(Figure content listings)
* * * *

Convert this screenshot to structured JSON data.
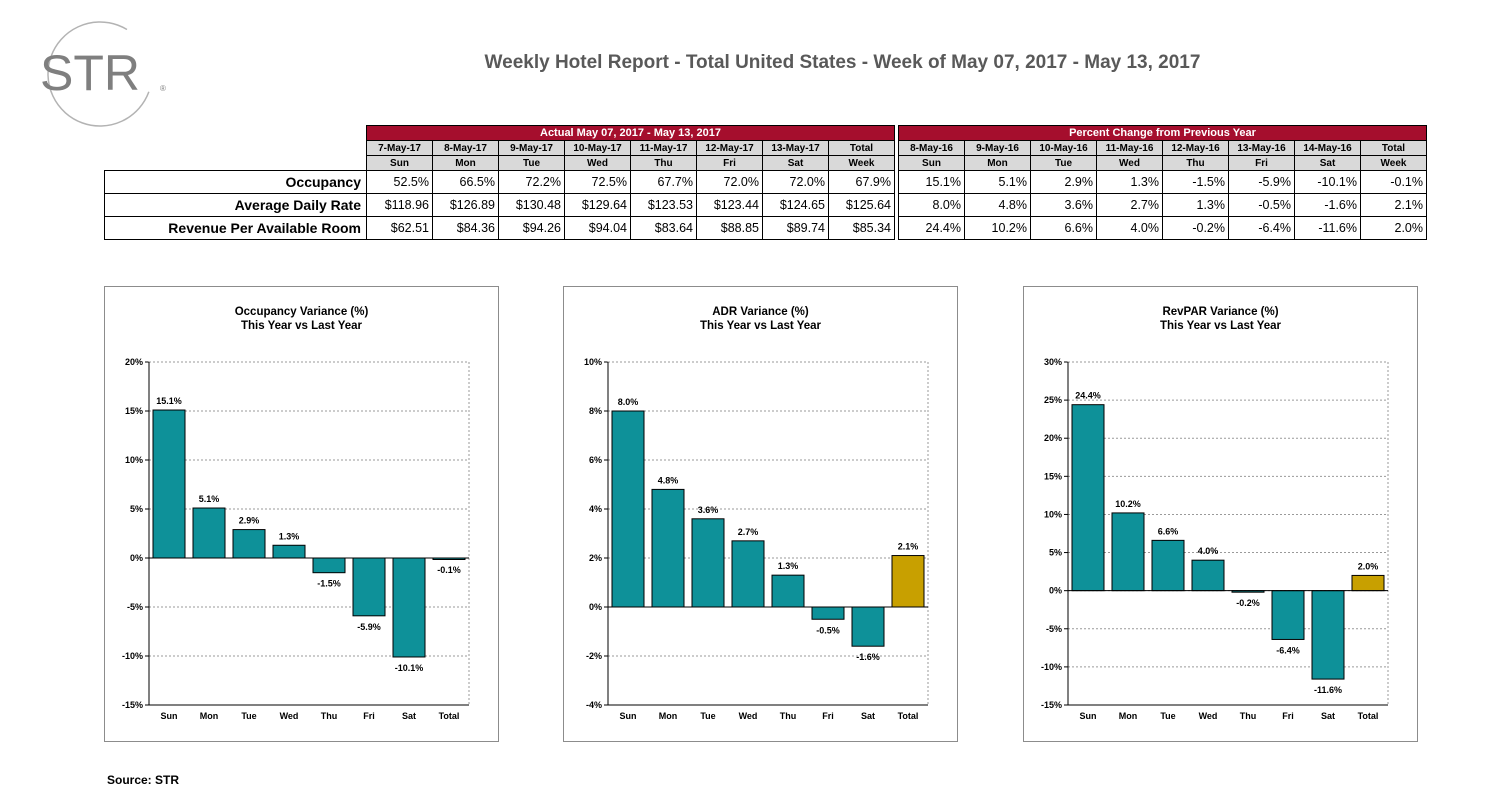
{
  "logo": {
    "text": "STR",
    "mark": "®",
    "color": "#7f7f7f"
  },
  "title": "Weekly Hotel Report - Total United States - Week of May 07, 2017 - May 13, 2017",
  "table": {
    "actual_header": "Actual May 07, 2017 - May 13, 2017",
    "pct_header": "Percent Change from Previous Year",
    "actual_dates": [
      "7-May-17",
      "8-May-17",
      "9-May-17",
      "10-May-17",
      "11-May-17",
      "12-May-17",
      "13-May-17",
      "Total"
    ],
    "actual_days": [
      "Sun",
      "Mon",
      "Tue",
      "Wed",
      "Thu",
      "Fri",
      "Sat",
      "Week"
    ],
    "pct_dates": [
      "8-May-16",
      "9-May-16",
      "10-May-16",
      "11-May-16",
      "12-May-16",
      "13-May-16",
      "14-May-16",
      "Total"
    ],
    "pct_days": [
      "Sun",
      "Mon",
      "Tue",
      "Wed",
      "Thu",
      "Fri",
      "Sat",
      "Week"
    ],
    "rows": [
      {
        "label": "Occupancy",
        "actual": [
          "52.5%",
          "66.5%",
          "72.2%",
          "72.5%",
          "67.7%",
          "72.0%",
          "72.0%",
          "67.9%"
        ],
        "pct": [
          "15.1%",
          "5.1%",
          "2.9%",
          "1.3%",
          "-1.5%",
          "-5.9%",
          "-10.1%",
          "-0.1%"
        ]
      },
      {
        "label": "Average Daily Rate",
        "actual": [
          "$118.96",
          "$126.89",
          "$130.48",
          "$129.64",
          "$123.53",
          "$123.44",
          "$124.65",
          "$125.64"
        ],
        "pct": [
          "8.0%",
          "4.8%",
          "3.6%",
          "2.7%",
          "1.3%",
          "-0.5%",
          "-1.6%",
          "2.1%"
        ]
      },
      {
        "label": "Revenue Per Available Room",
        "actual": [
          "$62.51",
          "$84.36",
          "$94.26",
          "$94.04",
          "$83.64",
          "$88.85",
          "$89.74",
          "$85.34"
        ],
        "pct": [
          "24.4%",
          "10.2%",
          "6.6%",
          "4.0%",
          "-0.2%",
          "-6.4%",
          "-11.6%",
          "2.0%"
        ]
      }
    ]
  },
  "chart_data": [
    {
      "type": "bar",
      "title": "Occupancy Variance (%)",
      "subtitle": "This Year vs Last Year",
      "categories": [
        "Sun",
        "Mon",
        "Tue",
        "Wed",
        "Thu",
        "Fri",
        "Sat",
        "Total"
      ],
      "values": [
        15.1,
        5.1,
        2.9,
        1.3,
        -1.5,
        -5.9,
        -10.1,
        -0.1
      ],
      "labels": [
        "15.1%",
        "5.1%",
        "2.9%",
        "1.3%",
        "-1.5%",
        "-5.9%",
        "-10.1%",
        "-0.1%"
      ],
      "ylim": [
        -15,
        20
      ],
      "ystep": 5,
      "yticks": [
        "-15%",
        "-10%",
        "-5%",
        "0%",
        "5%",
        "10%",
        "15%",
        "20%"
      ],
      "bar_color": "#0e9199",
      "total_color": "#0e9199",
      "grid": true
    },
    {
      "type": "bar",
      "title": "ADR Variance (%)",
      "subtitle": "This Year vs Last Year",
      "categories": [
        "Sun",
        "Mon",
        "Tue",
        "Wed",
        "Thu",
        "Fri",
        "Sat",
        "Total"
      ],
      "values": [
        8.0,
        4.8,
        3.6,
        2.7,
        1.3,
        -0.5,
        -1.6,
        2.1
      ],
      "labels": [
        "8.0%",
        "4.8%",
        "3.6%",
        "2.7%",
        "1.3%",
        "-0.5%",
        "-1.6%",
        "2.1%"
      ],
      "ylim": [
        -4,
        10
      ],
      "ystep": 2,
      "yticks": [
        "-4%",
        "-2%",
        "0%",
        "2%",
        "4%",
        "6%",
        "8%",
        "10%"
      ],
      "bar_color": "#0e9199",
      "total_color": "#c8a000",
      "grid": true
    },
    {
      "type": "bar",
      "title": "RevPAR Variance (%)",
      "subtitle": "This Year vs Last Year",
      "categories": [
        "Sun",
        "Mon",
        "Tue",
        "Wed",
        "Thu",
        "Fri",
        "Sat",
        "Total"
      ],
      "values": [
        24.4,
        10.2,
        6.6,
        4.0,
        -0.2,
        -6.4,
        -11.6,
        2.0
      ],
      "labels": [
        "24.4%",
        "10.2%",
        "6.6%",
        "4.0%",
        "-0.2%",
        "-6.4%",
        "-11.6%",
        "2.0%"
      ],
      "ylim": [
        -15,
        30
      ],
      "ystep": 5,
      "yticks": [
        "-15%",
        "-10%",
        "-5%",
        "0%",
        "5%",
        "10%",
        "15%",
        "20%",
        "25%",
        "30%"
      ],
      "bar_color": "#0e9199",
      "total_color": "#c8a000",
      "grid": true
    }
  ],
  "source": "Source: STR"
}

* * * *

*The task:* Print out the material word for word, omitting the pictures.

*Task response:*
Convert this screenshot to structured JSON data.
{
  "logo": {
    "text": "STR",
    "mark": "®",
    "color": "#7f7f7f"
  },
  "title": "Weekly Hotel Report - Total United States - Week of May 07, 2017 - May 13, 2017",
  "table": {
    "actual_header": "Actual May 07, 2017 - May 13, 2017",
    "pct_header": "Percent Change from Previous Year",
    "actual_dates": [
      "7-May-17",
      "8-May-17",
      "9-May-17",
      "10-May-17",
      "11-May-17",
      "12-May-17",
      "13-May-17",
      "Total"
    ],
    "actual_days": [
      "Sun",
      "Mon",
      "Tue",
      "Wed",
      "Thu",
      "Fri",
      "Sat",
      "Week"
    ],
    "pct_dates": [
      "8-May-16",
      "9-May-16",
      "10-May-16",
      "11-May-16",
      "12-May-16",
      "13-May-16",
      "14-May-16",
      "Total"
    ],
    "pct_days": [
      "Sun",
      "Mon",
      "Tue",
      "Wed",
      "Thu",
      "Fri",
      "Sat",
      "Week"
    ],
    "rows": [
      {
        "label": "Occupancy",
        "actual": [
          "52.5%",
          "66.5%",
          "72.2%",
          "72.5%",
          "67.7%",
          "72.0%",
          "72.0%",
          "67.9%"
        ],
        "pct": [
          "15.1%",
          "5.1%",
          "2.9%",
          "1.3%",
          "-1.5%",
          "-5.9%",
          "-10.1%",
          "-0.1%"
        ]
      },
      {
        "label": "Average Daily Rate",
        "actual": [
          "$118.96",
          "$126.89",
          "$130.48",
          "$129.64",
          "$123.53",
          "$123.44",
          "$124.65",
          "$125.64"
        ],
        "pct": [
          "8.0%",
          "4.8%",
          "3.6%",
          "2.7%",
          "1.3%",
          "-0.5%",
          "-1.6%",
          "2.1%"
        ]
      },
      {
        "label": "Revenue Per Available Room",
        "actual": [
          "$62.51",
          "$84.36",
          "$94.26",
          "$94.04",
          "$83.64",
          "$88.85",
          "$89.74",
          "$85.34"
        ],
        "pct": [
          "24.4%",
          "10.2%",
          "6.6%",
          "4.0%",
          "-0.2%",
          "-6.4%",
          "-11.6%",
          "2.0%"
        ]
      }
    ]
  },
  "chart_data": [
    {
      "type": "bar",
      "title": "Occupancy Variance (%)",
      "subtitle": "This Year vs Last Year",
      "categories": [
        "Sun",
        "Mon",
        "Tue",
        "Wed",
        "Thu",
        "Fri",
        "Sat",
        "Total"
      ],
      "values": [
        15.1,
        5.1,
        2.9,
        1.3,
        -1.5,
        -5.9,
        -10.1,
        -0.1
      ],
      "labels": [
        "15.1%",
        "5.1%",
        "2.9%",
        "1.3%",
        "-1.5%",
        "-5.9%",
        "-10.1%",
        "-0.1%"
      ],
      "ylim": [
        -15,
        20
      ],
      "ystep": 5,
      "yticks": [
        "-15%",
        "-10%",
        "-5%",
        "0%",
        "5%",
        "10%",
        "15%",
        "20%"
      ],
      "bar_color": "#0e9199",
      "total_color": "#0e9199",
      "grid": true
    },
    {
      "type": "bar",
      "title": "ADR Variance (%)",
      "subtitle": "This Year vs Last Year",
      "categories": [
        "Sun",
        "Mon",
        "Tue",
        "Wed",
        "Thu",
        "Fri",
        "Sat",
        "Total"
      ],
      "values": [
        8.0,
        4.8,
        3.6,
        2.7,
        1.3,
        -0.5,
        -1.6,
        2.1
      ],
      "labels": [
        "8.0%",
        "4.8%",
        "3.6%",
        "2.7%",
        "1.3%",
        "-0.5%",
        "-1.6%",
        "2.1%"
      ],
      "ylim": [
        -4,
        10
      ],
      "ystep": 2,
      "yticks": [
        "-4%",
        "-2%",
        "0%",
        "2%",
        "4%",
        "6%",
        "8%",
        "10%"
      ],
      "bar_color": "#0e9199",
      "total_color": "#c8a000",
      "grid": true
    },
    {
      "type": "bar",
      "title": "RevPAR Variance (%)",
      "subtitle": "This Year vs Last Year",
      "categories": [
        "Sun",
        "Mon",
        "Tue",
        "Wed",
        "Thu",
        "Fri",
        "Sat",
        "Total"
      ],
      "values": [
        24.4,
        10.2,
        6.6,
        4.0,
        -0.2,
        -6.4,
        -11.6,
        2.0
      ],
      "labels": [
        "24.4%",
        "10.2%",
        "6.6%",
        "4.0%",
        "-0.2%",
        "-6.4%",
        "-11.6%",
        "2.0%"
      ],
      "ylim": [
        -15,
        30
      ],
      "ystep": 5,
      "yticks": [
        "-15%",
        "-10%",
        "-5%",
        "0%",
        "5%",
        "10%",
        "15%",
        "20%",
        "25%",
        "30%"
      ],
      "bar_color": "#0e9199",
      "total_color": "#c8a000",
      "grid": true
    }
  ],
  "source": "Source: STR"
}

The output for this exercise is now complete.